## STATED GOAL:
Identify each line in the records below that contains the word "wheel", and copy those lines. Case counts.

[Dataset records]
>>>

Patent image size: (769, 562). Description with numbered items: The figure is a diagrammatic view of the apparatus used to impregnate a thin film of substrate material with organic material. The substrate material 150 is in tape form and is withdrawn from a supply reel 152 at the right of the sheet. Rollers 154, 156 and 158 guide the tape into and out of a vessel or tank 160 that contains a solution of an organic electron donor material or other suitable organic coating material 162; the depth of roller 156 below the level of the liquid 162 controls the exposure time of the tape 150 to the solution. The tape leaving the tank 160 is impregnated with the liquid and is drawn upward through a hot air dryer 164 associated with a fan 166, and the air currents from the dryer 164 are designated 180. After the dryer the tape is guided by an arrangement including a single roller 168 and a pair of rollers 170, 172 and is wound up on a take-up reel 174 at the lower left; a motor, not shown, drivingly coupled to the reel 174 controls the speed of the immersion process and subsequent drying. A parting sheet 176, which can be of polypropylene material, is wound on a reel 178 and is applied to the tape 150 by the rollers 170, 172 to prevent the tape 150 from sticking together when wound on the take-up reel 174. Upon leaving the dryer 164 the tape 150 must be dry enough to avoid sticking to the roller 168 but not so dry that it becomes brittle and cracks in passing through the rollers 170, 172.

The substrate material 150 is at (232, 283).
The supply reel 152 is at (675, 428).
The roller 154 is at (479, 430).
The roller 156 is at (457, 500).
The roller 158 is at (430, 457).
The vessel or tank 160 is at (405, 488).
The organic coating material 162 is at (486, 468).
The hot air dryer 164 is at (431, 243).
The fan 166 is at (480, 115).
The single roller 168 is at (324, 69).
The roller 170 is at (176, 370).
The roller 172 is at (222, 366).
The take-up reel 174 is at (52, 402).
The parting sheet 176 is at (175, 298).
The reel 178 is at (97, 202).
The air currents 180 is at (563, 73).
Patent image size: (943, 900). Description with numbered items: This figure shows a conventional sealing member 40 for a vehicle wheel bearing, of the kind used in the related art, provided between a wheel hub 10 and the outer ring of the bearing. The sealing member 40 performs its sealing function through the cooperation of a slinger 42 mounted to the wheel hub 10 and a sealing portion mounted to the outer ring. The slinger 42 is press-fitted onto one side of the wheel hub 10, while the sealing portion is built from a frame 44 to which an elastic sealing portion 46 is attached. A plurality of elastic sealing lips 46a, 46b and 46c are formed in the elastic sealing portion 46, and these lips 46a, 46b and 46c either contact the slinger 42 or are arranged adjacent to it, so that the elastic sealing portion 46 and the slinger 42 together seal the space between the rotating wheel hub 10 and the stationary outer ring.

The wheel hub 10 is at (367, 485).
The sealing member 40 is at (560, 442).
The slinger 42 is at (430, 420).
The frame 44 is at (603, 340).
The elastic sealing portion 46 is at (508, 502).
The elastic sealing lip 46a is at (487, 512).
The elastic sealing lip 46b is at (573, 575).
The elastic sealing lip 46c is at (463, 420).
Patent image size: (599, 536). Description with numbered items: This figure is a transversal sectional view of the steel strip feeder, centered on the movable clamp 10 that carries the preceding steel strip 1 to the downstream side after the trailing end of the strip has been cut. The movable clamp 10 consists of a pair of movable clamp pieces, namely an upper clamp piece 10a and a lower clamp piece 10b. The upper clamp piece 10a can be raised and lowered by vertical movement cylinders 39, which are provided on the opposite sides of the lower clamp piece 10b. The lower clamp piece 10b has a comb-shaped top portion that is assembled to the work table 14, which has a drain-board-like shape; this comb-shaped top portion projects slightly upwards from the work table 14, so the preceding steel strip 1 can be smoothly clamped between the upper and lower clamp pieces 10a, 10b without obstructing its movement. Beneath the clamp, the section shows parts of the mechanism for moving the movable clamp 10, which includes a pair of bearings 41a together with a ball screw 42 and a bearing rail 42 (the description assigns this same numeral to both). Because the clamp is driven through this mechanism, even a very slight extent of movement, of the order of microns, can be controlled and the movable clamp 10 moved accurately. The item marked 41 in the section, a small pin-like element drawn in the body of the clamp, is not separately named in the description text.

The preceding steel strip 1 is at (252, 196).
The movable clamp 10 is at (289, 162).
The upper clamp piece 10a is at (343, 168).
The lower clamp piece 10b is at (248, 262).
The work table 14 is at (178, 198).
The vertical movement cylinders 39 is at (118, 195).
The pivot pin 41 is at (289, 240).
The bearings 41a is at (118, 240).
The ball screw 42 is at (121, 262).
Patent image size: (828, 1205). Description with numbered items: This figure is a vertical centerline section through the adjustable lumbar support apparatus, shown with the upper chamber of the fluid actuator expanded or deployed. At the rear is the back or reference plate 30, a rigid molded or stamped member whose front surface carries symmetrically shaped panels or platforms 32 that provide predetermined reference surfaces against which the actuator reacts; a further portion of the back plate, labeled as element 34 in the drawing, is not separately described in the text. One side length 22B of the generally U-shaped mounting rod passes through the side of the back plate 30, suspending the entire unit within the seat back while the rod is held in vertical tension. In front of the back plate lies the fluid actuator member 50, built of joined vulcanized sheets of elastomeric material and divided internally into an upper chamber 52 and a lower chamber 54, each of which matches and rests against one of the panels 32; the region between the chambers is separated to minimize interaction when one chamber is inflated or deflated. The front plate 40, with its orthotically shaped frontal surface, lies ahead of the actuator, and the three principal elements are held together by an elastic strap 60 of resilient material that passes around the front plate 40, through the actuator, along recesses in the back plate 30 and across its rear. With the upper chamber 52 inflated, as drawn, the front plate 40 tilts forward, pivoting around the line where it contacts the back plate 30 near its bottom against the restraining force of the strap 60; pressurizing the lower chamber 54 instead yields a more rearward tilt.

<<<

## COMPLETE OUTPUT:
Patent image size: (943, 900). Description with numbered items: This figure shows a conventional sealing member 40 for a vehicle wheel bearing, of the kind used in the related art, provided between a wheel hub 10 and the outer ring of the bearing. The sealing member 40 performs its sealing function through the cooperation of a slinger 42 mounted to the wheel hub 10 and a sealing portion mounted to the outer ring. The slinger 42 is press-fitted onto one side of the wheel hub 10, while the sealing portion is built from a frame 44 to which an elastic sealing portion 46 is attached. A plurality of elastic sealing lips 46a, 46b and 46c are formed in the elastic sealing portion 46, and these lips 46a, 46b and 46c either contact the slinger 42 or are arranged adjacent to it, so that the elastic sealing portion 46 and the slinger 42 together seal the space between the rotating wheel hub 10 and the stationary outer ring.
The wheel hub 10 is at (367, 485).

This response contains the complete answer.